>> Start EXTRACTED ENTRIES
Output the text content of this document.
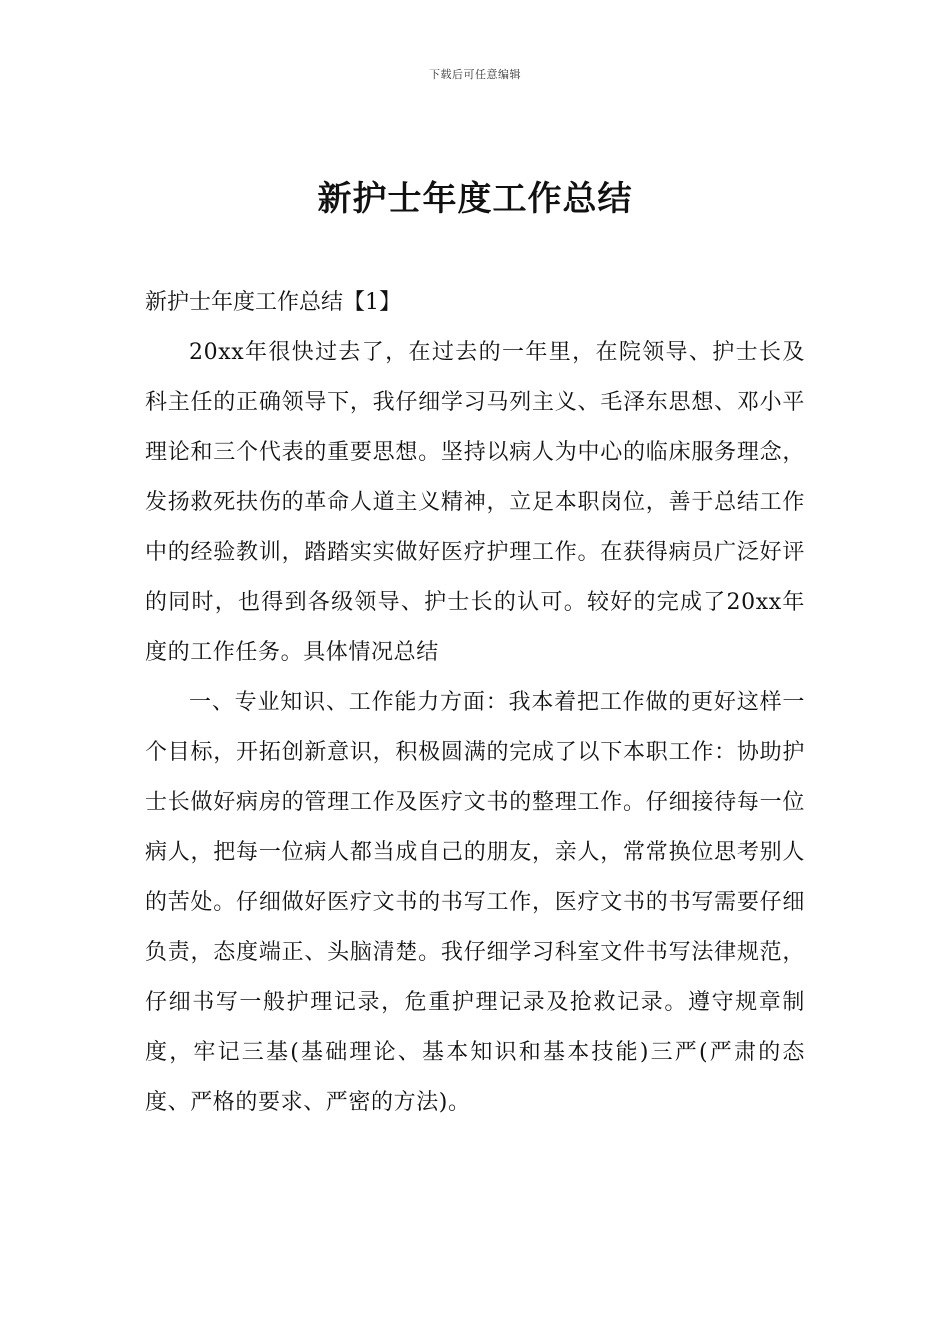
下载后可任意编辑
新护士年度工作总结

新护士年度工作总结【1】

20xx年很快过去了，在过去的一年里，在院领导、护士长及科主任的正确领导下，我仔细学习马列主义、毛泽东思想、邓小平理论和三个代表的重要思想。坚持以病人为中心的临床服务理念，发扬救死扶伤的革命人道主义精神，立足本职岗位，善于总结工作中的经验教训，踏踏实实做好医疗护理工作。在获得病员广泛好评的同时，也得到各级领导、护士长的认可。较好的完成了20xx年度的工作任务。具体情况总结

一、专业知识、工作能力方面：我本着把工作做的更好这样一个目标，开拓创新意识，积极圆满的完成了以下本职工作：协助护士长做好病房的管理工作及医疗文书的整理工作。仔细接待每一位病人，把每一位病人都当成自己的朋友，亲人，常常换位思考别人的苦处。仔细做好医疗文书的书写工作，医疗文书的书写需要仔细负责，态度端正、头脑清楚。我仔细学习科室文件书写法律规范，仔细书写一般护理记录，危重护理记录及抢救记录。遵守规章制度，牢记三基(基础理论、基本知识和基本技能)三严(严肃的态度、严格的要求、严密的方法)。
>> End EXTRACTED ENTRIES
Every entry above should be duplicated exactly. Do not include the images.

Output the text content of this document.
下载后可任意编辑
新护士年度工作总结

新护士年度工作总结【1】

20xx年很快过去了，在过去的一年里，在院领导、护士长及科主任的正确领导下，我仔细学习马列主义、毛泽东思想、邓小平理论和三个代表的重要思想。坚持以病人为中心的临床服务理念，发扬救死扶伤的革命人道主义精神，立足本职岗位，善于总结工作中的经验教训，踏踏实实做好医疗护理工作。在获得病员广泛好评的同时，也得到各级领导、护士长的认可。较好的完成了20xx年度的工作任务。具体情况总结

一、专业知识、工作能力方面：我本着把工作做的更好这样一个目标，开拓创新意识，积极圆满的完成了以下本职工作：协助护士长做好病房的管理工作及医疗文书的整理工作。仔细接待每一位病人，把每一位病人都当成自己的朋友，亲人，常常换位思考别人的苦处。仔细做好医疗文书的书写工作，医疗文书的书写需要仔细负责，态度端正、头脑清楚。我仔细学习科室文件书写法律规范，仔细书写一般护理记录，危重护理记录及抢救记录。遵守规章制度，牢记三基(基础理论、基本知识和基本技能)三严(严肃的态度、严格的要求、严密的方法)。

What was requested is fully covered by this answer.